Saved entries:
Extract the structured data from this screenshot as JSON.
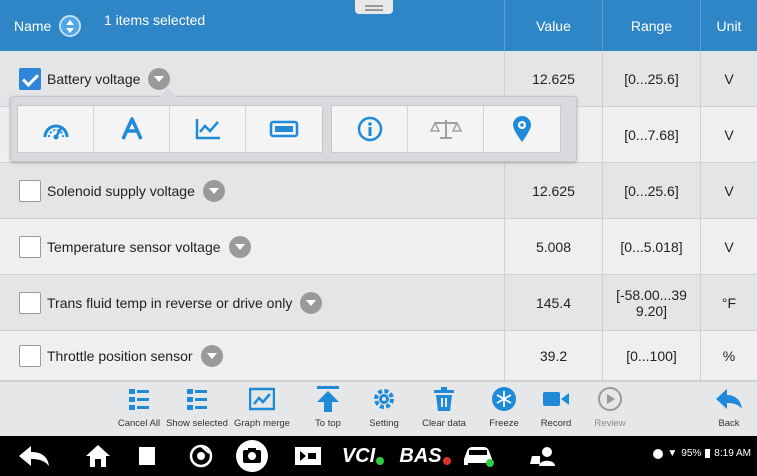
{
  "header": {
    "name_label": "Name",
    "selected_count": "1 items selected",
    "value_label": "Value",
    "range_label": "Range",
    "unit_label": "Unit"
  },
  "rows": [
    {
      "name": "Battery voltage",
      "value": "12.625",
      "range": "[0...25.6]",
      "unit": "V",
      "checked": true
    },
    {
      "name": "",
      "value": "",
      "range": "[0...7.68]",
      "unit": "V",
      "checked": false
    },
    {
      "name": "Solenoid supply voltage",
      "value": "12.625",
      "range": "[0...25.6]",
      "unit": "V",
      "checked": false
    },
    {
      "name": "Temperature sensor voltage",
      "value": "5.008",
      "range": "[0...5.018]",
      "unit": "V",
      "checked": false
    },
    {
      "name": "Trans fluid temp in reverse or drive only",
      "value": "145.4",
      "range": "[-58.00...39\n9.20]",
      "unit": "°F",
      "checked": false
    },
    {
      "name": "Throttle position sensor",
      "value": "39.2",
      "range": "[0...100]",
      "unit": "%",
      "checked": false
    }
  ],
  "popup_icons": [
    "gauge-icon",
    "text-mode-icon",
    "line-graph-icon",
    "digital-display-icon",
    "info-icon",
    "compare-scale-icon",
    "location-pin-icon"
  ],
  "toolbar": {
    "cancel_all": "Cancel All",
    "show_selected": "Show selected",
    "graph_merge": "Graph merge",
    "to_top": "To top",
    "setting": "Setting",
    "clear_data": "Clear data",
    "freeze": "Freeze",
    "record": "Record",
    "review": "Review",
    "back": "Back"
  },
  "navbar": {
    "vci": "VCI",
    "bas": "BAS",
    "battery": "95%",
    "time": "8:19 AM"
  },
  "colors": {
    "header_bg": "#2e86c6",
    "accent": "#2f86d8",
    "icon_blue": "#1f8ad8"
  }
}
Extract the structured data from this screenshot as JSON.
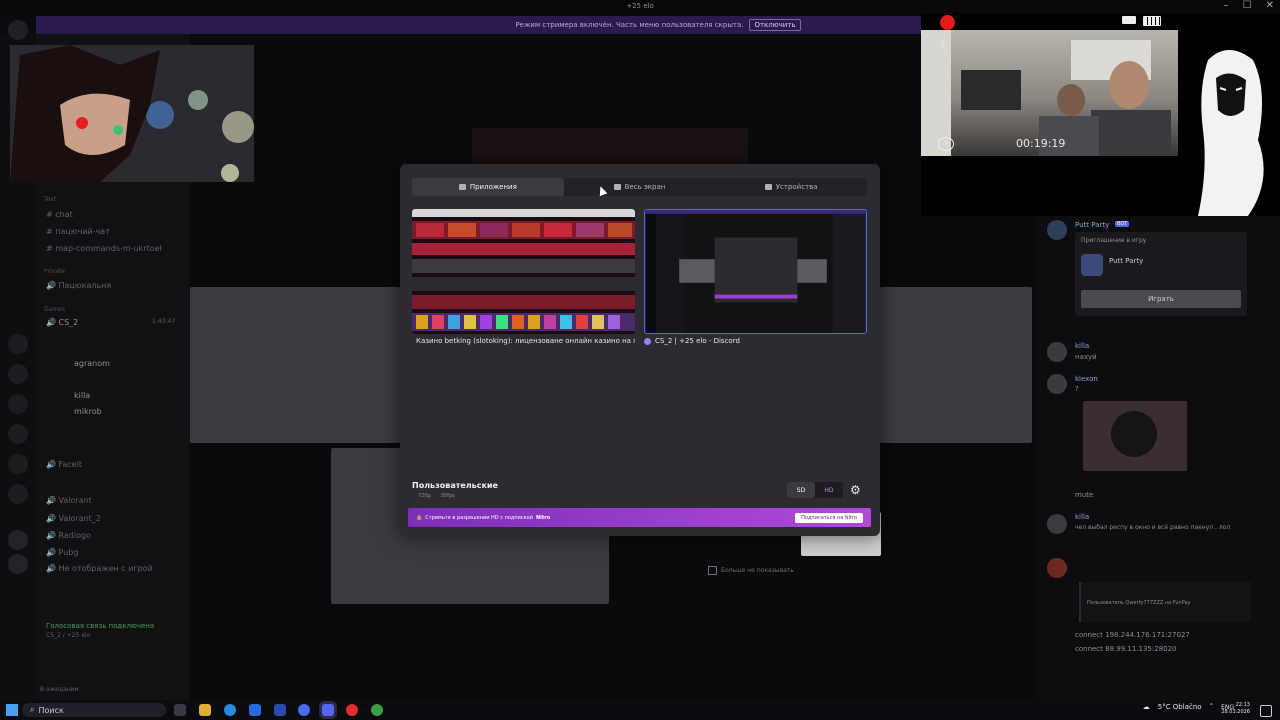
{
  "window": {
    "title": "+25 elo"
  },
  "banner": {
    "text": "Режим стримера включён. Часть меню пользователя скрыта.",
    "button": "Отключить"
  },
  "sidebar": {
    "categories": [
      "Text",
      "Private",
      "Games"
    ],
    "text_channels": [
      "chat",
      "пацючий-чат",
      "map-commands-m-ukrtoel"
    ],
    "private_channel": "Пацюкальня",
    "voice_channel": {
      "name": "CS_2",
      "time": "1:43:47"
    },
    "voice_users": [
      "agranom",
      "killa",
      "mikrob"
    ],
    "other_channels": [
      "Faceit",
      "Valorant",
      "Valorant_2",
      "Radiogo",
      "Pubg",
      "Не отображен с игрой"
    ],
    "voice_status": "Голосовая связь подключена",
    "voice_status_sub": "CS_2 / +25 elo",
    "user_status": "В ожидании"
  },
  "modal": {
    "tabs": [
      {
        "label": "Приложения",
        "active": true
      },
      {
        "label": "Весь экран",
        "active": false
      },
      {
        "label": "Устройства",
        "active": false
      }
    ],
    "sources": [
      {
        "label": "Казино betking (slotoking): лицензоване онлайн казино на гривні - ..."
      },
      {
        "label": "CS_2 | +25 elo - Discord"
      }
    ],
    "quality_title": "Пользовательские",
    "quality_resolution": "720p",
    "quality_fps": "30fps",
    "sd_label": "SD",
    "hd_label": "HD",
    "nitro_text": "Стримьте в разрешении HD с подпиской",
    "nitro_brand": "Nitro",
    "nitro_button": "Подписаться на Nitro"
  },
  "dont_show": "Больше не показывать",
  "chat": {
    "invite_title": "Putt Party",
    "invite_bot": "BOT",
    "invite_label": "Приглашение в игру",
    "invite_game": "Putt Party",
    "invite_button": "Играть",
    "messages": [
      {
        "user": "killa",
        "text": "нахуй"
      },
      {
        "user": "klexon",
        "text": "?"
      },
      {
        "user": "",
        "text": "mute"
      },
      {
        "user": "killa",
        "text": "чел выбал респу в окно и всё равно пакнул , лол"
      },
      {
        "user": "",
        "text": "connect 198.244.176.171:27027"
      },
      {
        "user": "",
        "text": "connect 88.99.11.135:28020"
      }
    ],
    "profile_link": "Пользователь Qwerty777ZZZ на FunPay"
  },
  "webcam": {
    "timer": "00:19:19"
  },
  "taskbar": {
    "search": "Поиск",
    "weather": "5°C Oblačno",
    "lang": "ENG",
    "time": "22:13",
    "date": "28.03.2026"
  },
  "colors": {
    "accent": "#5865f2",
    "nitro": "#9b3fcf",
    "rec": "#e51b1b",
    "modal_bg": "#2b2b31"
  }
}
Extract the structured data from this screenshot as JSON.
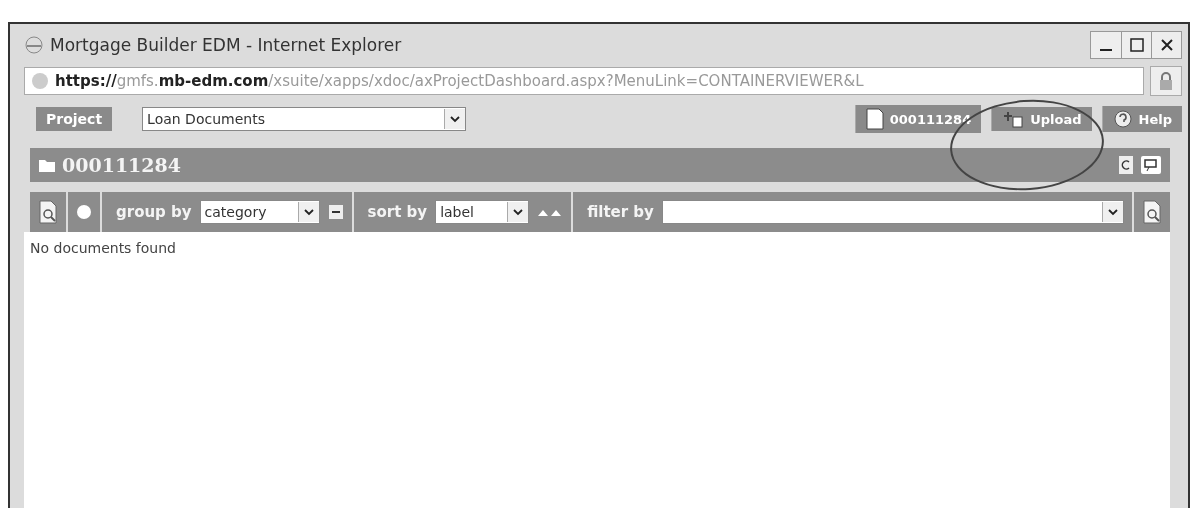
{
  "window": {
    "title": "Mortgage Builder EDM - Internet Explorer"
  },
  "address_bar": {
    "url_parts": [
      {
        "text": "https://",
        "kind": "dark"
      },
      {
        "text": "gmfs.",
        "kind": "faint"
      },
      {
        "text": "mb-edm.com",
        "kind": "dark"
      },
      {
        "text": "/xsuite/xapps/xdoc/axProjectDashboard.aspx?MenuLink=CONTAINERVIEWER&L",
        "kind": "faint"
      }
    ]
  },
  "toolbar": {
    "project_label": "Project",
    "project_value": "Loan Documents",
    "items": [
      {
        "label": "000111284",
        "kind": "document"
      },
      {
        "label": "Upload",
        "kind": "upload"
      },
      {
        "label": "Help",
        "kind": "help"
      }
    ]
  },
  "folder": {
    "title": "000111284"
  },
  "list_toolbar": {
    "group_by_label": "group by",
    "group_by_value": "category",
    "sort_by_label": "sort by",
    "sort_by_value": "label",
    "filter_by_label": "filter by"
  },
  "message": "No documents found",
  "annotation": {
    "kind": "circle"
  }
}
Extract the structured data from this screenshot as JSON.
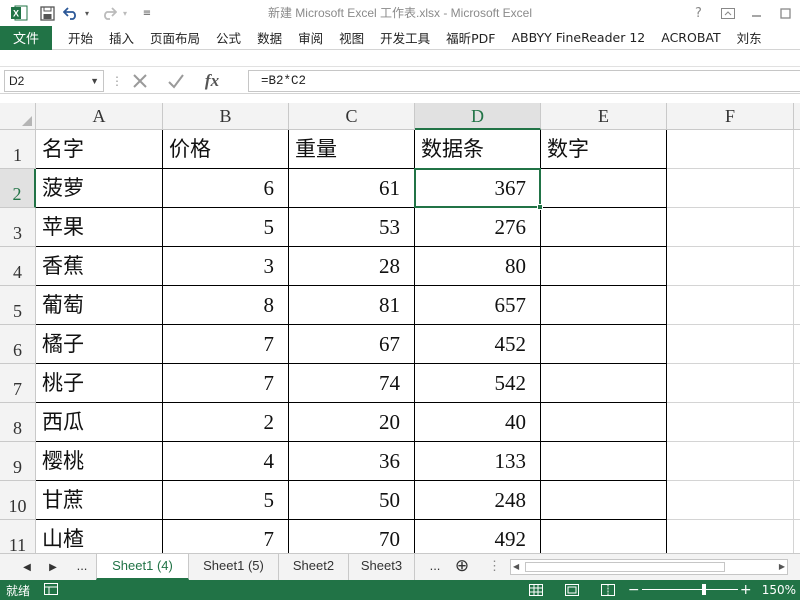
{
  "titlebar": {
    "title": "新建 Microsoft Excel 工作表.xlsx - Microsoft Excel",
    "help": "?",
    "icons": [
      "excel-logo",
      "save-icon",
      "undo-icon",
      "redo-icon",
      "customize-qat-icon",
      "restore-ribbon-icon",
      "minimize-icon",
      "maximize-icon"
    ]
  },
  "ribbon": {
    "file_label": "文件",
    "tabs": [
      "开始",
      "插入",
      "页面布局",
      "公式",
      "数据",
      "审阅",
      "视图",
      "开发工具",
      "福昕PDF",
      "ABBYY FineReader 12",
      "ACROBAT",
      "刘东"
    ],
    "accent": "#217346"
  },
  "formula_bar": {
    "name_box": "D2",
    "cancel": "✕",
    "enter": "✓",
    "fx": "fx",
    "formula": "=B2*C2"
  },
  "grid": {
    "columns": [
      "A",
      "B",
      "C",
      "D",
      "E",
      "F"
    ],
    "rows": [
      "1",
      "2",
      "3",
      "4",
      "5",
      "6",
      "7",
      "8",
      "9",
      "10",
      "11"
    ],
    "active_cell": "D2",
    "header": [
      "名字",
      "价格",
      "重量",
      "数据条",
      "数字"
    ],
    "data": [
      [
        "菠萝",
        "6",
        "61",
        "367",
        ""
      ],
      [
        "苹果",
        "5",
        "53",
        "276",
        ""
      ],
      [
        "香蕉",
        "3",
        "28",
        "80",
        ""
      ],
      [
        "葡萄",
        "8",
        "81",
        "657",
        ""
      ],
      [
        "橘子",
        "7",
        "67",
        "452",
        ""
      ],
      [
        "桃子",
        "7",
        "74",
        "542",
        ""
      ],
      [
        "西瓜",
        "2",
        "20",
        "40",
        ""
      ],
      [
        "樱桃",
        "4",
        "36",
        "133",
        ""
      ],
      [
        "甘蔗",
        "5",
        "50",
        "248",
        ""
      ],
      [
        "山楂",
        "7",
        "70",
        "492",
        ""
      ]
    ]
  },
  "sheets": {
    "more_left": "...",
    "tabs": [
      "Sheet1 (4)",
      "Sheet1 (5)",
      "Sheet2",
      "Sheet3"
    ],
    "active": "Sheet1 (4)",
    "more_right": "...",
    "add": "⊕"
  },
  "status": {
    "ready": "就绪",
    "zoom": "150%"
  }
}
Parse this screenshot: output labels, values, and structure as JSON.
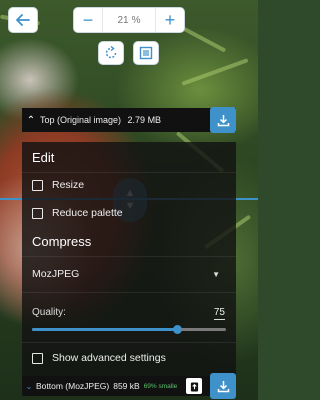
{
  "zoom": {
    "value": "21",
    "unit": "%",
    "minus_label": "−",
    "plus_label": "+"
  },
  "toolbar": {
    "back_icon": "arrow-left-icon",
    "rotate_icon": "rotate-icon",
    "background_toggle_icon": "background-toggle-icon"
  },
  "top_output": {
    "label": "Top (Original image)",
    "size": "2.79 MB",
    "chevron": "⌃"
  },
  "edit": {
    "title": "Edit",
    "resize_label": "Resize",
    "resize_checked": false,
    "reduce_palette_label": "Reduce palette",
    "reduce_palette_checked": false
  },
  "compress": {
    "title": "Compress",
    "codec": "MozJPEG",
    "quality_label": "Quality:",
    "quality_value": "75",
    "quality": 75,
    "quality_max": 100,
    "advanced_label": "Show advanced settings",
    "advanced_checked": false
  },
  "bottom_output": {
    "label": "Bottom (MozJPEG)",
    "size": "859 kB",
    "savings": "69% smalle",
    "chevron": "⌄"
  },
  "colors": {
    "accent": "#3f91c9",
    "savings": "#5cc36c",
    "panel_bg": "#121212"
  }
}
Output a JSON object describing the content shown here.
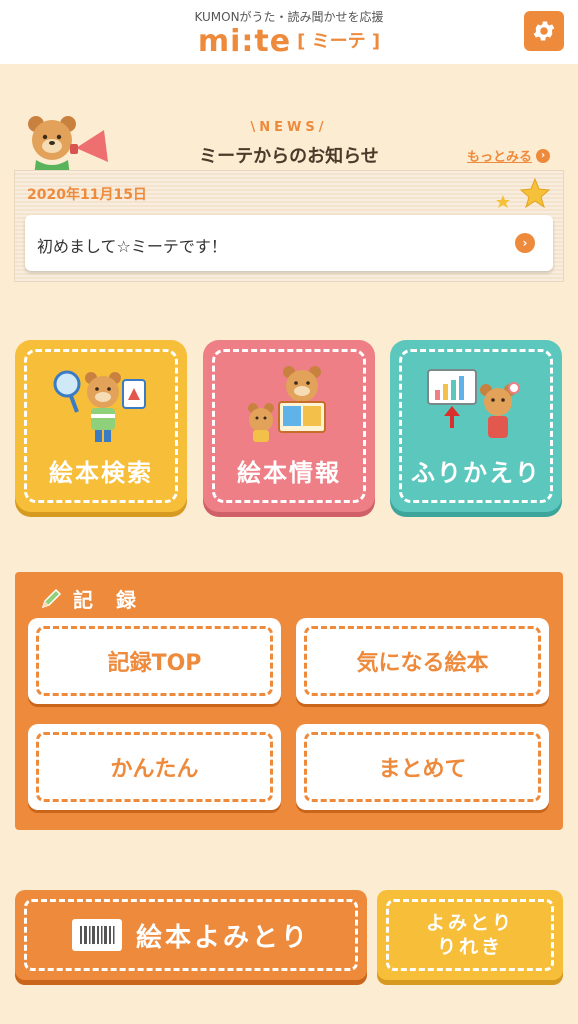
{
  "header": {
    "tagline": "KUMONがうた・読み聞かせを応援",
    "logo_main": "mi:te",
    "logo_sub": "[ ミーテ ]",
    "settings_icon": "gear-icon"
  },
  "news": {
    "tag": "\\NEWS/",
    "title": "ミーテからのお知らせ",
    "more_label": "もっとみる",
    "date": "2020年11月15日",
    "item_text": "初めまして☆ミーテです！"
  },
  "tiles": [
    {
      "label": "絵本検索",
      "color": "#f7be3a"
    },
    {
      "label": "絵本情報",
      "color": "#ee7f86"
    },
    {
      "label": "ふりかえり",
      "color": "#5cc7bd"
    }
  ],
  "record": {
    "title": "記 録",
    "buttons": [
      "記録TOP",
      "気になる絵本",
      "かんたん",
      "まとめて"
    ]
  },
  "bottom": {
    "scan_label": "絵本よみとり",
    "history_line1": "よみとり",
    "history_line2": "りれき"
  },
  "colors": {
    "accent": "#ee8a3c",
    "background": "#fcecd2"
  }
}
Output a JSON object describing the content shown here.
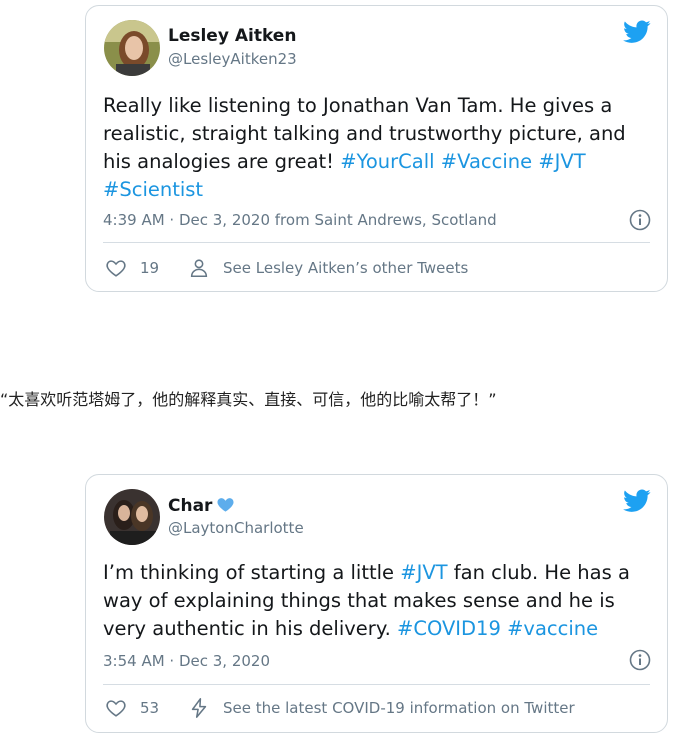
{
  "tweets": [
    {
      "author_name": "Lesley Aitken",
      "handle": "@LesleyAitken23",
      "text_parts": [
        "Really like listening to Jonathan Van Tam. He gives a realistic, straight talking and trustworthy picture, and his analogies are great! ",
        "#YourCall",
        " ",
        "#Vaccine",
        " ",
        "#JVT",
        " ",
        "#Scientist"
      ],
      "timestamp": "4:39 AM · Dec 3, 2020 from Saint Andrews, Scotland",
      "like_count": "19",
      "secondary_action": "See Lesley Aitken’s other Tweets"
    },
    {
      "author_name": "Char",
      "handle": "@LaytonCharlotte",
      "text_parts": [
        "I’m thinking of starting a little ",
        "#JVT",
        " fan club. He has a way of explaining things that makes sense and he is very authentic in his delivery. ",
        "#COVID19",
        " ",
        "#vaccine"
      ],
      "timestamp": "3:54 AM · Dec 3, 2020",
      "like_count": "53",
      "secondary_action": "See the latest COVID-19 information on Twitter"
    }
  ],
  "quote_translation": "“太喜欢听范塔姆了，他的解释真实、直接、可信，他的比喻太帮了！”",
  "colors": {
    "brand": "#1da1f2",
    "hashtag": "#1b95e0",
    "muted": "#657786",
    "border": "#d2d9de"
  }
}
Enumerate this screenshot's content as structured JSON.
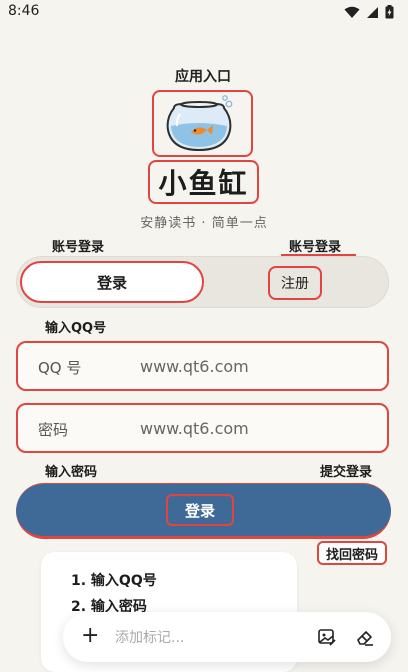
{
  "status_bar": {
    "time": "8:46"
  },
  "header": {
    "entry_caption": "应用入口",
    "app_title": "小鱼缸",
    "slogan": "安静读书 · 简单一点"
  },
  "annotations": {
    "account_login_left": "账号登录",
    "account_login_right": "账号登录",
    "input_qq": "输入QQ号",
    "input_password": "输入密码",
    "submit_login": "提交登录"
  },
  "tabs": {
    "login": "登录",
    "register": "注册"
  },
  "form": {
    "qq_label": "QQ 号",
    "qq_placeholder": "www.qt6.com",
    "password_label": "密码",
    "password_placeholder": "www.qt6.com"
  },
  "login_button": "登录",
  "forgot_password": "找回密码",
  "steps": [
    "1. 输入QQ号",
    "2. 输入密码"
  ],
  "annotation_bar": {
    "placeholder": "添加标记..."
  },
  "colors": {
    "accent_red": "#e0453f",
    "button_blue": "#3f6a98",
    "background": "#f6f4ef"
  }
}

• What to work on
What number of lines in the records contain the word "handle"? Answer with that number alone.

• Result
2